_Exercise requirements_
Where the word "example" occurs in a line, return that line.

_Data supplied_
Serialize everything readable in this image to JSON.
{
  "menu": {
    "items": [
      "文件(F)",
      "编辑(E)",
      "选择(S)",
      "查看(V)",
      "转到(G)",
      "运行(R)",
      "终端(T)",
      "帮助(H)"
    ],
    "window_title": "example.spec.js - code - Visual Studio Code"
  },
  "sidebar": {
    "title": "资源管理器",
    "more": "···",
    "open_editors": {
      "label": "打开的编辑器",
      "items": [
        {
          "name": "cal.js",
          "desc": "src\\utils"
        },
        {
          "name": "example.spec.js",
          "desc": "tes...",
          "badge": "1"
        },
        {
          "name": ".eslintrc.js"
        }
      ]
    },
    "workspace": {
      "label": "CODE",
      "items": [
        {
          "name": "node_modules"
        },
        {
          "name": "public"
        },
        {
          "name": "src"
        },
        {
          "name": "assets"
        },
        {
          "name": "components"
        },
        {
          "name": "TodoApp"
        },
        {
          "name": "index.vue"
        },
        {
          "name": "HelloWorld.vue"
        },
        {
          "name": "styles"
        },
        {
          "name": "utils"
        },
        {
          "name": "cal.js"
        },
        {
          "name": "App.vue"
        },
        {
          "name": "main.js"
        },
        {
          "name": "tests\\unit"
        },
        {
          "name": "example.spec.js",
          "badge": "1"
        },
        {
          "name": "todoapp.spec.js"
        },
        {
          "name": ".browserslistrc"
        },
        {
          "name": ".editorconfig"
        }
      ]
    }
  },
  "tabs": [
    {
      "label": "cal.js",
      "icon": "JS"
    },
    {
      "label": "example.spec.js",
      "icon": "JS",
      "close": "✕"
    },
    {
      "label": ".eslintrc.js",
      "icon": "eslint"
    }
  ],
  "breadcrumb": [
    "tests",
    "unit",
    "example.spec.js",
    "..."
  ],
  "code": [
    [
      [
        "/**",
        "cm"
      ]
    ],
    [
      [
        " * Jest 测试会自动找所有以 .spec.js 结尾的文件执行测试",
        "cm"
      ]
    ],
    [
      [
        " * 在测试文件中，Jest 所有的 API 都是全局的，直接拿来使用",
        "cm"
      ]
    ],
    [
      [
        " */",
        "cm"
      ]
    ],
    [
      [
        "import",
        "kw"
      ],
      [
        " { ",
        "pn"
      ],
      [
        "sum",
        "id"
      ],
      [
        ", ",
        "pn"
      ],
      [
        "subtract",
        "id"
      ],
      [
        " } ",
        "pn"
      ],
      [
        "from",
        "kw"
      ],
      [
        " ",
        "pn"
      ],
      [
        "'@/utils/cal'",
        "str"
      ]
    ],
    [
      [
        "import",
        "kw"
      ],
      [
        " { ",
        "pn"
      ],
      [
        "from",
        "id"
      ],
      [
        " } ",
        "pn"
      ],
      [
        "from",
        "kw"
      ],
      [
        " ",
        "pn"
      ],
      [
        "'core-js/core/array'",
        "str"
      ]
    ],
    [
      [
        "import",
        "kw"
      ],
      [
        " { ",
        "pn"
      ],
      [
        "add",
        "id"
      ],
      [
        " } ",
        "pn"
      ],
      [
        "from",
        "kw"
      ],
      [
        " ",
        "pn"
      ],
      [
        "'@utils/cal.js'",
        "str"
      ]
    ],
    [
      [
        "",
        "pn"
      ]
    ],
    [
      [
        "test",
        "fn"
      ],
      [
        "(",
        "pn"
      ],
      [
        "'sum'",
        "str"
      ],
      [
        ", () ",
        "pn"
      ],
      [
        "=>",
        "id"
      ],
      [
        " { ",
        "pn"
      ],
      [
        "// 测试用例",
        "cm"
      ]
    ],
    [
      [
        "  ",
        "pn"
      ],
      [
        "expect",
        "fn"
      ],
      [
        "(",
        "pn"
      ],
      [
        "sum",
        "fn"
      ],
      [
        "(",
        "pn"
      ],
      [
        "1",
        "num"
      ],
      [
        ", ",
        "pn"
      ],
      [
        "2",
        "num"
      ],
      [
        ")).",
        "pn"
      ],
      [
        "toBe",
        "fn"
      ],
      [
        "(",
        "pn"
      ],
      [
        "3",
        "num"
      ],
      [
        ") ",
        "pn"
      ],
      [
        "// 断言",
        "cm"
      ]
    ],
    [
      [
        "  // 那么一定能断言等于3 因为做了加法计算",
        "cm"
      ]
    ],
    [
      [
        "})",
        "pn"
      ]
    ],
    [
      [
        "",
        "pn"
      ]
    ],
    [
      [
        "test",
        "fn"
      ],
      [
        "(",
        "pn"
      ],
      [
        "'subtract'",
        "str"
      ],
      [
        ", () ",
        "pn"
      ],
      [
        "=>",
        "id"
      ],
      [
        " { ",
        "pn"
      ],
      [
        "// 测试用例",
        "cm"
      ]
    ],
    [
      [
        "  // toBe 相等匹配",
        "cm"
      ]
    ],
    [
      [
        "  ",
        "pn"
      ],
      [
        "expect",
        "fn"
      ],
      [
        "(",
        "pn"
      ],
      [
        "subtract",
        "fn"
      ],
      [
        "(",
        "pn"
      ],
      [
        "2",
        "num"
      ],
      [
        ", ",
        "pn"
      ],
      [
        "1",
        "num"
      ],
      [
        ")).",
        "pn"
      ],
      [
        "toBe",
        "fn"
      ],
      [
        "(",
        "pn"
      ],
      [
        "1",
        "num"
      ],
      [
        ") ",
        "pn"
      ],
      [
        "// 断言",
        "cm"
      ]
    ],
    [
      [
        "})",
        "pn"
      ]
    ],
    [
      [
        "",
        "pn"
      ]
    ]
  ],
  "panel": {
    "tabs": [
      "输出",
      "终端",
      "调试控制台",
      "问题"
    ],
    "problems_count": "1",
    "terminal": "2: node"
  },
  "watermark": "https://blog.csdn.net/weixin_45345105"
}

_Output for this exercise_
    "window_title": "example.spec.js - code - Visual Studio Code"
          "name": "example.spec.js",
          "name": "example.spec.js",
      "label": "example.spec.js",
    "example.spec.js",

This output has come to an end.